[Instruction] What follows are records. Restate all of them word for word.

[Stored entries]
╔══

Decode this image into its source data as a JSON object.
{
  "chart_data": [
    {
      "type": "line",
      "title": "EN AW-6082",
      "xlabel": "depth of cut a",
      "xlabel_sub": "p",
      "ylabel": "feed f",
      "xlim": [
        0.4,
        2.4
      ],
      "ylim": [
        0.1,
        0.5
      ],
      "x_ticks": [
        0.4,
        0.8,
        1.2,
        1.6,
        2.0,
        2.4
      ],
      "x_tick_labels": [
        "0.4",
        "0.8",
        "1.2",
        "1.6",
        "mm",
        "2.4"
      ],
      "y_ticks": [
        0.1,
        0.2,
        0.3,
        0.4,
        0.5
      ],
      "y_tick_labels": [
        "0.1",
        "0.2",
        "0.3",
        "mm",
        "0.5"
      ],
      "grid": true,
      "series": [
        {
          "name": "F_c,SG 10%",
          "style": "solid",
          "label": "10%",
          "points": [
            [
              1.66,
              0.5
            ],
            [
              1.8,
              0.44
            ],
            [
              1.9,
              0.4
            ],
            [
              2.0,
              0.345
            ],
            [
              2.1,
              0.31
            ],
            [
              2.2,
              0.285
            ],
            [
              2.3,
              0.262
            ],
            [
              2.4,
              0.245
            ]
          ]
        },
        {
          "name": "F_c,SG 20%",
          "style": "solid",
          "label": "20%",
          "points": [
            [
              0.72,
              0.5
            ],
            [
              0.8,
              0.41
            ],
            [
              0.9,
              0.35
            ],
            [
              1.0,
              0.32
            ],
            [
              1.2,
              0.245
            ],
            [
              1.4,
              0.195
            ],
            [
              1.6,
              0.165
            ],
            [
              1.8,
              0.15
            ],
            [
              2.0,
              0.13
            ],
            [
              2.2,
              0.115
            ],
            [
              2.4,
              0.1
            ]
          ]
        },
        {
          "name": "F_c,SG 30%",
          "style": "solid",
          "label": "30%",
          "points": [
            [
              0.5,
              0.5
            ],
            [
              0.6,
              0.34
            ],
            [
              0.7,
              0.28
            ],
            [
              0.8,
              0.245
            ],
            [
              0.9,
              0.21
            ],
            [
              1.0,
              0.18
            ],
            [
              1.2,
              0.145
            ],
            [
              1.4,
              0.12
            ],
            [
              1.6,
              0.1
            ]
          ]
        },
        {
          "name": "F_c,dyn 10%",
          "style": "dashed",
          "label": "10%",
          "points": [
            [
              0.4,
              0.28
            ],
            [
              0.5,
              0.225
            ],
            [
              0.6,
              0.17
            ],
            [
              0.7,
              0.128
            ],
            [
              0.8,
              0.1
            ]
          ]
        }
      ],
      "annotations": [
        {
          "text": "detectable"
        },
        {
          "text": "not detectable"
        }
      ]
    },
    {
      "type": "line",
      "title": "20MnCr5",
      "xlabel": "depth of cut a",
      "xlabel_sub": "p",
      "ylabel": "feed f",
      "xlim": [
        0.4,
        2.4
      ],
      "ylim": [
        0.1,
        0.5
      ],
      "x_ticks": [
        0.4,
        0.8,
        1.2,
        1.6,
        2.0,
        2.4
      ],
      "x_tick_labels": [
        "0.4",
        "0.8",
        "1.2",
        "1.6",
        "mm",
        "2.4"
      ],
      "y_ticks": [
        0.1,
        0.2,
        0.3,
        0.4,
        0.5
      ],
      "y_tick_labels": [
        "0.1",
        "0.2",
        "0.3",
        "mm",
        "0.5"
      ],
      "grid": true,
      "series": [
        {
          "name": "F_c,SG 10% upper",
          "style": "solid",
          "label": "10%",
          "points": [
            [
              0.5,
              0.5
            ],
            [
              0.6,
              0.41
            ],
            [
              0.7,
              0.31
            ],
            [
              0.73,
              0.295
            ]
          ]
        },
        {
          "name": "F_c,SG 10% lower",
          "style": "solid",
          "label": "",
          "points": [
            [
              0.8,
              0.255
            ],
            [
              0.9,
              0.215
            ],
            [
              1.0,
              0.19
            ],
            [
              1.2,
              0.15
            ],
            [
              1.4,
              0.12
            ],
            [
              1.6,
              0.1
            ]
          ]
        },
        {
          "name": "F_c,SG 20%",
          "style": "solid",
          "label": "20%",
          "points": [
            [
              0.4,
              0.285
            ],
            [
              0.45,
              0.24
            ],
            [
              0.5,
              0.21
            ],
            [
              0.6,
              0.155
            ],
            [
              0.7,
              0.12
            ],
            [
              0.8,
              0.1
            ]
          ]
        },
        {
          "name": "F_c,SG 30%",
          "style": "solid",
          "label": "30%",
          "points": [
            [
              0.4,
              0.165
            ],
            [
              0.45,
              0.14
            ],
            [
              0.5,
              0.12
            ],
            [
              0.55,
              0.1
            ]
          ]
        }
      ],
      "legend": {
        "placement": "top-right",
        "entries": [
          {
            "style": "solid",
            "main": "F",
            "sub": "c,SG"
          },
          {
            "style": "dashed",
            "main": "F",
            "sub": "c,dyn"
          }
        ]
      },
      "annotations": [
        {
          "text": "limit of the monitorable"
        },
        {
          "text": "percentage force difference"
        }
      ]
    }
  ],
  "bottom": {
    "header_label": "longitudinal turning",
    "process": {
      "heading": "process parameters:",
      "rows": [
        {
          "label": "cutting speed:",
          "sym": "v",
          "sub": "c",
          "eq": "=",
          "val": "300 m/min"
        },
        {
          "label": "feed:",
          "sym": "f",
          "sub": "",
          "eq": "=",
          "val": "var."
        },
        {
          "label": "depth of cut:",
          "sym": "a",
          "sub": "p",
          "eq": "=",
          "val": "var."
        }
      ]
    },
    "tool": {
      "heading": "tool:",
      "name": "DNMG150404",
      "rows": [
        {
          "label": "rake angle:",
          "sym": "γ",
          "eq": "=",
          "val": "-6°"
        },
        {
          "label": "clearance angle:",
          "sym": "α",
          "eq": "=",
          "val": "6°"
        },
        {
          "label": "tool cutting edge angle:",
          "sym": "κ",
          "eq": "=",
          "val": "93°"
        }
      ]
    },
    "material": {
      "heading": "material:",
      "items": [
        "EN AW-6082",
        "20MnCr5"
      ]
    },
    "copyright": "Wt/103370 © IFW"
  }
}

╚══

[Solution for this problem]
Decode this image into its source data as a JSON object.
{
  "chart_data": [
    {
      "type": "line",
      "title": "EN AW-6082",
      "xlabel": "depth of cut a",
      "xlabel_sub": "p",
      "ylabel": "feed f",
      "xlim": [
        0.4,
        2.4
      ],
      "ylim": [
        0.1,
        0.5
      ],
      "x_ticks": [
        0.4,
        0.8,
        1.2,
        1.6,
        2.0,
        2.4
      ],
      "x_tick_labels": [
        "0.4",
        "0.8",
        "1.2",
        "1.6",
        "mm",
        "2.4"
      ],
      "y_ticks": [
        0.1,
        0.2,
        0.3,
        0.4,
        0.5
      ],
      "y_tick_labels": [
        "0.1",
        "0.2",
        "0.3",
        "mm",
        "0.5"
      ],
      "grid": true,
      "series": [
        {
          "name": "F_c,SG 10%",
          "style": "solid",
          "label": "10%",
          "points": [
            [
              1.66,
              0.5
            ],
            [
              1.8,
              0.44
            ],
            [
              1.9,
              0.4
            ],
            [
              2.0,
              0.345
            ],
            [
              2.1,
              0.31
            ],
            [
              2.2,
              0.285
            ],
            [
              2.3,
              0.262
            ],
            [
              2.4,
              0.245
            ]
          ]
        },
        {
          "name": "F_c,SG 20%",
          "style": "solid",
          "label": "20%",
          "points": [
            [
              0.72,
              0.5
            ],
            [
              0.8,
              0.41
            ],
            [
              0.9,
              0.35
            ],
            [
              1.0,
              0.32
            ],
            [
              1.2,
              0.245
            ],
            [
              1.4,
              0.195
            ],
            [
              1.6,
              0.165
            ],
            [
              1.8,
              0.15
            ],
            [
              2.0,
              0.13
            ],
            [
              2.2,
              0.115
            ],
            [
              2.4,
              0.1
            ]
          ]
        },
        {
          "name": "F_c,SG 30%",
          "style": "solid",
          "label": "30%",
          "points": [
            [
              0.5,
              0.5
            ],
            [
              0.6,
              0.34
            ],
            [
              0.7,
              0.28
            ],
            [
              0.8,
              0.245
            ],
            [
              0.9,
              0.21
            ],
            [
              1.0,
              0.18
            ],
            [
              1.2,
              0.145
            ],
            [
              1.4,
              0.12
            ],
            [
              1.6,
              0.1
            ]
          ]
        },
        {
          "name": "F_c,dyn 10%",
          "style": "dashed",
          "label": "10%",
          "points": [
            [
              0.4,
              0.28
            ],
            [
              0.5,
              0.225
            ],
            [
              0.6,
              0.17
            ],
            [
              0.7,
              0.128
            ],
            [
              0.8,
              0.1
            ]
          ]
        }
      ],
      "annotations": [
        {
          "text": "detectable"
        },
        {
          "text": "not detectable"
        }
      ]
    },
    {
      "type": "line",
      "title": "20MnCr5",
      "xlabel": "depth of cut a",
      "xlabel_sub": "p",
      "ylabel": "feed f",
      "xlim": [
        0.4,
        2.4
      ],
      "ylim": [
        0.1,
        0.5
      ],
      "x_ticks": [
        0.4,
        0.8,
        1.2,
        1.6,
        2.0,
        2.4
      ],
      "x_tick_labels": [
        "0.4",
        "0.8",
        "1.2",
        "1.6",
        "mm",
        "2.4"
      ],
      "y_ticks": [
        0.1,
        0.2,
        0.3,
        0.4,
        0.5
      ],
      "y_tick_labels": [
        "0.1",
        "0.2",
        "0.3",
        "mm",
        "0.5"
      ],
      "grid": true,
      "series": [
        {
          "name": "F_c,SG 10% upper",
          "style": "solid",
          "label": "10%",
          "points": [
            [
              0.5,
              0.5
            ],
            [
              0.6,
              0.41
            ],
            [
              0.7,
              0.31
            ],
            [
              0.73,
              0.295
            ]
          ]
        },
        {
          "name": "F_c,SG 10% lower",
          "style": "solid",
          "label": "",
          "points": [
            [
              0.8,
              0.255
            ],
            [
              0.9,
              0.215
            ],
            [
              1.0,
              0.19
            ],
            [
              1.2,
              0.15
            ],
            [
              1.4,
              0.12
            ],
            [
              1.6,
              0.1
            ]
          ]
        },
        {
          "name": "F_c,SG 20%",
          "style": "solid",
          "label": "20%",
          "points": [
            [
              0.4,
              0.285
            ],
            [
              0.45,
              0.24
            ],
            [
              0.5,
              0.21
            ],
            [
              0.6,
              0.155
            ],
            [
              0.7,
              0.12
            ],
            [
              0.8,
              0.1
            ]
          ]
        },
        {
          "name": "F_c,SG 30%",
          "style": "solid",
          "label": "30%",
          "points": [
            [
              0.4,
              0.165
            ],
            [
              0.45,
              0.14
            ],
            [
              0.5,
              0.12
            ],
            [
              0.55,
              0.1
            ]
          ]
        }
      ],
      "legend": {
        "placement": "top-right",
        "entries": [
          {
            "style": "solid",
            "main": "F",
            "sub": "c,SG"
          },
          {
            "style": "dashed",
            "main": "F",
            "sub": "c,dyn"
          }
        ]
      },
      "annotations": [
        {
          "text": "limit of the monitorable"
        },
        {
          "text": "percentage force difference"
        }
      ]
    }
  ],
  "bottom": {
    "header_label": "longitudinal turning",
    "process": {
      "heading": "process parameters:",
      "rows": [
        {
          "label": "cutting speed:",
          "sym": "v",
          "sub": "c",
          "eq": "=",
          "val": "300 m/min"
        },
        {
          "label": "feed:",
          "sym": "f",
          "sub": "",
          "eq": "=",
          "val": "var."
        },
        {
          "label": "depth of cut:",
          "sym": "a",
          "sub": "p",
          "eq": "=",
          "val": "var."
        }
      ]
    },
    "tool": {
      "heading": "tool:",
      "name": "DNMG150404",
      "rows": [
        {
          "label": "rake angle:",
          "sym": "γ",
          "eq": "=",
          "val": "-6°"
        },
        {
          "label": "clearance angle:",
          "sym": "α",
          "eq": "=",
          "val": "6°"
        },
        {
          "label": "tool cutting edge angle:",
          "sym": "κ",
          "eq": "=",
          "val": "93°"
        }
      ]
    },
    "material": {
      "heading": "material:",
      "items": [
        "EN AW-6082",
        "20MnCr5"
      ]
    },
    "copyright": "Wt/103370 © IFW"
  }
}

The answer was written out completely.